Trascrivi in una tabella Markdown le voci dalla prima fino alla riga che contiene "paragraph-1-line-1: Gerakan ini", compresi entrambi gli estremi e omettendo le righe vuote. Usa la colonna Numero per il numero progressivo della riga e la colonna Riga per il testo.

_____

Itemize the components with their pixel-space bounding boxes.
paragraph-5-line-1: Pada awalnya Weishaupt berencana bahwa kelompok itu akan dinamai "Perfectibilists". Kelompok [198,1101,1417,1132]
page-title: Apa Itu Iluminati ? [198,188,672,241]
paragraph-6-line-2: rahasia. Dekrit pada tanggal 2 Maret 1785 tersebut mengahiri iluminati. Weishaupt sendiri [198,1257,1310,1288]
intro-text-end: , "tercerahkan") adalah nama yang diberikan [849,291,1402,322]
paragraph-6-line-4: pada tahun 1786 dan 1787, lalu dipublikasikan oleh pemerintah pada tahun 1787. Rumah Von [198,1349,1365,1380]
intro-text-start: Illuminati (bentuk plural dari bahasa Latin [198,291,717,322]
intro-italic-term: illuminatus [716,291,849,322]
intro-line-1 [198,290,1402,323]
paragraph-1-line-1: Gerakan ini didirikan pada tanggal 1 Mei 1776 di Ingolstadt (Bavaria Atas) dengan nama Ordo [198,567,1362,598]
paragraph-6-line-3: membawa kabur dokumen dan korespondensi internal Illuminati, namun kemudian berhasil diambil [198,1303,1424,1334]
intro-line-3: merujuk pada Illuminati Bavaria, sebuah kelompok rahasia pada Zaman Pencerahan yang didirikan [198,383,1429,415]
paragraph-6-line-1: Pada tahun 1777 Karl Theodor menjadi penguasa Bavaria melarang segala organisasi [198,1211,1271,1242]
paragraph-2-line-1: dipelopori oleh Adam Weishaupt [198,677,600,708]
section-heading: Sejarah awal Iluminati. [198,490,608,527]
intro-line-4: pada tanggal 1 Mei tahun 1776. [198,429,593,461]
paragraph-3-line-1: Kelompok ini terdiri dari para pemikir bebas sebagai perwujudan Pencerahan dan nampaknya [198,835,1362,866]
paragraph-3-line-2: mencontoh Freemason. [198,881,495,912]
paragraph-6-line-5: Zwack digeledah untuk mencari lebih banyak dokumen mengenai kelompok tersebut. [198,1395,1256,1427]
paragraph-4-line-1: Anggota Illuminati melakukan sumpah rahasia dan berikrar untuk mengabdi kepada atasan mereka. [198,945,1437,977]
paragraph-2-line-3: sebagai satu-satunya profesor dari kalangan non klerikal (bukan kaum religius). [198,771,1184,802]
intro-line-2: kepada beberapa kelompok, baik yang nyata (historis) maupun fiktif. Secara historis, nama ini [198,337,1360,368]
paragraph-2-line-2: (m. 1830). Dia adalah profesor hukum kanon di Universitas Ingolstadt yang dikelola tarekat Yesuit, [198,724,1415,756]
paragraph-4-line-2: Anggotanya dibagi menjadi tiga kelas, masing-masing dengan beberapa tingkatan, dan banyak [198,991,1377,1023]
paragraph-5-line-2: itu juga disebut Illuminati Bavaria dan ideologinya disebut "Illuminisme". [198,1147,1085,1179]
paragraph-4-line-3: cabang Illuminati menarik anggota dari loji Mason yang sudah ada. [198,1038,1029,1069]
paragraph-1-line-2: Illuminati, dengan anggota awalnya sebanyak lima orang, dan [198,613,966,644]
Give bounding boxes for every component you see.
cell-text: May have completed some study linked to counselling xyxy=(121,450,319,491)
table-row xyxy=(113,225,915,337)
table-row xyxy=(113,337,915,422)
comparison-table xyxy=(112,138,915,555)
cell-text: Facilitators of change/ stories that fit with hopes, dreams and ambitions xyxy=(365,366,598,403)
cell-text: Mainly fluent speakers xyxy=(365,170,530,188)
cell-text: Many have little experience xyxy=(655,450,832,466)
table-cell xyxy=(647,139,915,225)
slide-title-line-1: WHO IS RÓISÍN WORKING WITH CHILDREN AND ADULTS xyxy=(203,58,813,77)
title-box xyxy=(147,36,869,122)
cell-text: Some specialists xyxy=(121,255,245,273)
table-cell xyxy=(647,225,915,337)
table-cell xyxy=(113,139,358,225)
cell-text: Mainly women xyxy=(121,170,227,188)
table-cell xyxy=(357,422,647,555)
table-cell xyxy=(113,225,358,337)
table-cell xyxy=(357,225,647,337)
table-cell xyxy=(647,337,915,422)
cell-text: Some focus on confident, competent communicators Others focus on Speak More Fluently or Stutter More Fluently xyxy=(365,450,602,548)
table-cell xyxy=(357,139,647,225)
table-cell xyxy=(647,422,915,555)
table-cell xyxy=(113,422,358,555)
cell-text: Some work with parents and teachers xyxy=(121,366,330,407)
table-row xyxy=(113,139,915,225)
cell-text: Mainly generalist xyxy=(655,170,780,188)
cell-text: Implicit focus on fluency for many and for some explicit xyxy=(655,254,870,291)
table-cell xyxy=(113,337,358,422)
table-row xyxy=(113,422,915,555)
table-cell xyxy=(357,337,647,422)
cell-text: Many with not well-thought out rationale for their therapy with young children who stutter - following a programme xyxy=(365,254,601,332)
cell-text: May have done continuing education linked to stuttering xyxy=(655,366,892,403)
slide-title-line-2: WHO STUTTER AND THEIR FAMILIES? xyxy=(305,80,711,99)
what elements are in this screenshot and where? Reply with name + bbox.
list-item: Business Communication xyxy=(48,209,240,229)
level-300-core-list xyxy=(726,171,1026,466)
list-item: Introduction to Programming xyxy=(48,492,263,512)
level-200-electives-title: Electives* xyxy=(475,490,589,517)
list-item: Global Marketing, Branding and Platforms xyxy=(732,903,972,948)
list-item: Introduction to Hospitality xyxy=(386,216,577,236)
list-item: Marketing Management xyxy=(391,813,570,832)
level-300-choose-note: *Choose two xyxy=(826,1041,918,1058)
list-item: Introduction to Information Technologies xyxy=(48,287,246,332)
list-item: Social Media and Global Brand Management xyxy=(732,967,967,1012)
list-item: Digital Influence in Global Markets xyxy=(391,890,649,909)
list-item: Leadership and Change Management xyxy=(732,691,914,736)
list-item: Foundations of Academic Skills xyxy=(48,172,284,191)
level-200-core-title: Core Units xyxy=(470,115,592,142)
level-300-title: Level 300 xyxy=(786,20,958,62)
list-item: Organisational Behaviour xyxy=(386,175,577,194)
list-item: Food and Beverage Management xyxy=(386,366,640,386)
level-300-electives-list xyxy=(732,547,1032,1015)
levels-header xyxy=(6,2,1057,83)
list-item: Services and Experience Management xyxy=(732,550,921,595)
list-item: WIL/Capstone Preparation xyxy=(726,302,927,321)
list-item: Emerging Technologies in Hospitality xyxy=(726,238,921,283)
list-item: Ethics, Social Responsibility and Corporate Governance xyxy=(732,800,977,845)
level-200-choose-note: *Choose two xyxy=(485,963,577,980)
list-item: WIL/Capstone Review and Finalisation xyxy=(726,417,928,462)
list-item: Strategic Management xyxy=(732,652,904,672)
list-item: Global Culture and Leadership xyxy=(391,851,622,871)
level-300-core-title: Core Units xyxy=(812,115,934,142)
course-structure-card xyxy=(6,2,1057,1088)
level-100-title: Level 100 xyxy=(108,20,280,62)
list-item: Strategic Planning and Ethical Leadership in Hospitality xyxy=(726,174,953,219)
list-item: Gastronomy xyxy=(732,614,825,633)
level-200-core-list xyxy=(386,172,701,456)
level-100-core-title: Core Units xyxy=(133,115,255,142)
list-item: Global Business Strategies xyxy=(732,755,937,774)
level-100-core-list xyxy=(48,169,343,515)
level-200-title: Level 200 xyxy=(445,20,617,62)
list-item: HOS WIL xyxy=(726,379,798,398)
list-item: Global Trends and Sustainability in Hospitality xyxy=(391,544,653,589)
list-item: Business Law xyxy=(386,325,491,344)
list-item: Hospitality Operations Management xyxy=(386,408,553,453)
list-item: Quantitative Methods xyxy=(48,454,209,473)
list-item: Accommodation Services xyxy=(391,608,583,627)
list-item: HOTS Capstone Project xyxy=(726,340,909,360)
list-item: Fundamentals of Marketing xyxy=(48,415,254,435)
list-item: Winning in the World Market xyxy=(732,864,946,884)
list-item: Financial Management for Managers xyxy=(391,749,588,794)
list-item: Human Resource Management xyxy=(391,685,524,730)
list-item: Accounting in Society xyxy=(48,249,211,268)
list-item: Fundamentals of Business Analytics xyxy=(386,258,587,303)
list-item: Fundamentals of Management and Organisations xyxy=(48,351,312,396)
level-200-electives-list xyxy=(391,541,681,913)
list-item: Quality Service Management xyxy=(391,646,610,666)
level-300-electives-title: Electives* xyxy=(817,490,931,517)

_____

**Risposta:**
| Numero | Riga |
|---|---|
| 1 | Itemize the components with their pixel-space bounding boxes. |
| 2 | paragraph-5-line-1: Pada awalnya Weishaupt berencana bahwa kelompok itu akan dinamai "Perfectibilists". Kelompok [198,1101,1417,1132] |
| 3 | page-title: Apa Itu Iluminati ? [198,188,672,241] |
| 4 | paragraph-6-line-2: rahasia. Dekrit pada tanggal 2 Maret 1785 tersebut mengahiri iluminati. Weishaupt sendiri [198,1257,1310,1288] |
| 5 | intro-text-end: , "tercerahkan") adalah nama yang diberikan [849,291,1402,322] |
| 6 | paragraph-6-line-4: pada tahun 1786 dan 1787, lalu dipublikasikan oleh pemerintah pada tahun 1787. Rumah Von [198,1349,1365,1380] |
| 7 | intro-text-start: Illuminati (bentuk plural dari bahasa Latin [198,291,717,322] |
| 8 | intro-italic-term: illuminatus [716,291,849,322] |
| 9 | intro-line-1 [198,290,1402,323] |
| 10 | paragraph-1-line-1: Gerakan ini didirikan pada tanggal 1 Mei 1776 di Ingolstadt (Bavaria Atas) dengan nama Ordo [198,567,1362,598] |